[Stated task]
Show all lines of the listing that hold the word "Sauce".
** begin Records **
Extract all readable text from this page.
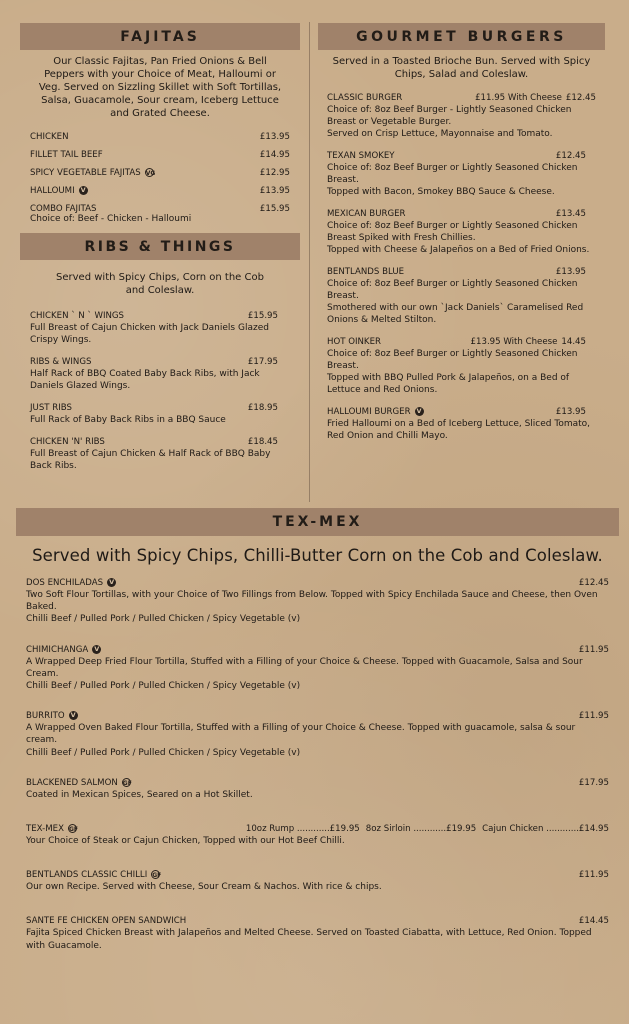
FAJITAS
Our Classic Fajitas, Pan Fried Onions & Bell Peppers with your Choice of Meat, Halloumi or Veg. Served on Sizzling Skillet with Soft Tortillas, Salsa, Guacamole, Sour cream, Iceberg Lettuce and Grated Cheese.
CHICKEN	£13.95
FILLET TAIL BEEF	£14.95
SPICY VEGETABLE FAJITAS VG	£12.95
HALLOUMI V	£13.95
COMBO FAJITAS	£15.95
Choice of: Beef - Chicken - Halloumi
RIBS & THINGS
Served with Spicy Chips, Corn on the Cob and Coleslaw.
CHICKEN ` N ` WINGS	£15.95
Full Breast of Cajun Chicken with Jack Daniels Glazed Crispy Wings.
RIBS & WINGS	£17.95
Half Rack of BBQ Coated Baby Back Ribs, with Jack Daniels Glazed Wings.
JUST RIBS	£18.95
Full Rack of Baby Back Ribs in a BBQ Sauce
CHICKEN 'N' RIBS	£18.45
Full Breast of Cajun Chicken & Half Rack of BBQ Baby Back Ribs.
GOURMET BURGERS
Served in a Toasted Brioche Bun. Served with Spicy Chips, Salad and Coleslaw.
CLASSIC BURGER	£11.95 With Cheese £12.45
Choice of: 8oz Beef Burger - Lightly Seasoned Chicken Breast or Vegetable Burger.
Served on Crisp Lettuce, Mayonnaise and Tomato.
TEXAN SMOKEY	£12.45
Choice of: 8oz Beef Burger or Lightly Seasoned Chicken Breast.
Topped with Bacon, Smokey BBQ Sauce & Cheese.
MEXICAN BURGER	£13.45
Choice of: 8oz Beef Burger or Lightly Seasoned Chicken Breast Spiked with Fresh Chillies.
Topped with Cheese & Jalapeños on a Bed of Fried Onions.
BENTLANDS BLUE	£13.95
Choice of: 8oz Beef Burger or Lightly Seasoned Chicken Breast.
Smothered with our own `Jack Daniels` Caramelised Red Onions & Melted Stilton.
HOT OINKER	£13.95 With Cheese 14.45
Choice of: 8oz Beef Burger or Lightly Seasoned Chicken Breast.
Topped with BBQ Pulled Pork & Jalapeños, on a Bed of Lettuce and Red Onions.
HALLOUMI BURGER V	£13.95
Fried Halloumi on a Bed of Iceberg Lettuce, Sliced Tomato, Red Onion and Chilli Mayo.
TEX-MEX
Served with Spicy Chips, Chilli-Butter Corn on the Cob and Coleslaw.
DOS ENCHILADAS V	£12.45
Two Soft Flour Tortillas, with your Choice of Two Fillings from Below. Topped with Spicy Enchilada Sauce and Cheese, then Oven Baked.
Chilli Beef / Pulled Pork / Pulled Chicken / Spicy Vegetable (v)
CHIMICHANGA V	£11.95
A Wrapped Deep Fried Flour Tortilla, Stuffed with a Filling of your Choice & Cheese. Topped with Guacamole, Salsa and Sour Cream.
Chilli Beef / Pulled Pork / Pulled Chicken / Spicy Vegetable (v)
BURRITO V	£11.95
A Wrapped Oven Baked Flour Tortilla, Stuffed with a Filling of your Choice & Cheese. Topped with guacamole, salsa & sour cream.
Chilli Beef / Pulled Pork / Pulled Chicken / Spicy Vegetable (v)
BLACKENED SALMON GF	£17.95
Coated in Mexican Spices, Seared on a Hot Skillet.
TEX-MEX GF	10oz Rump ............£19.95 8oz Sirloin ............£19.95 Cajun Chicken ............£14.95
Your Choice of Steak or Cajun Chicken, Topped with our Hot Beef Chilli.
BENTLANDS CLASSIC CHILLI GF	£11.95
Our own Recipe. Served with Cheese, Sour Cream & Nachos. With rice & chips.
SANTE FE CHICKEN OPEN SANDWICH	£14.45
Fajita Spiced Chicken Breast with Jalapeños and Melted Cheese. Served on Toasted Ciabatta, with Lettuce, Red Onion. Topped with Guacamole.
** end Records **
[Written solution]
Full Rack of Baby Back Ribs in a BBQ Sauce
Topped with Bacon, Smokey BBQ Sauce & Cheese.
Two Soft Flour Tortillas, with your Choice of Two Fillings from Below. Topped with Spicy Enchilada Sauce and Cheese, then Oven Baked.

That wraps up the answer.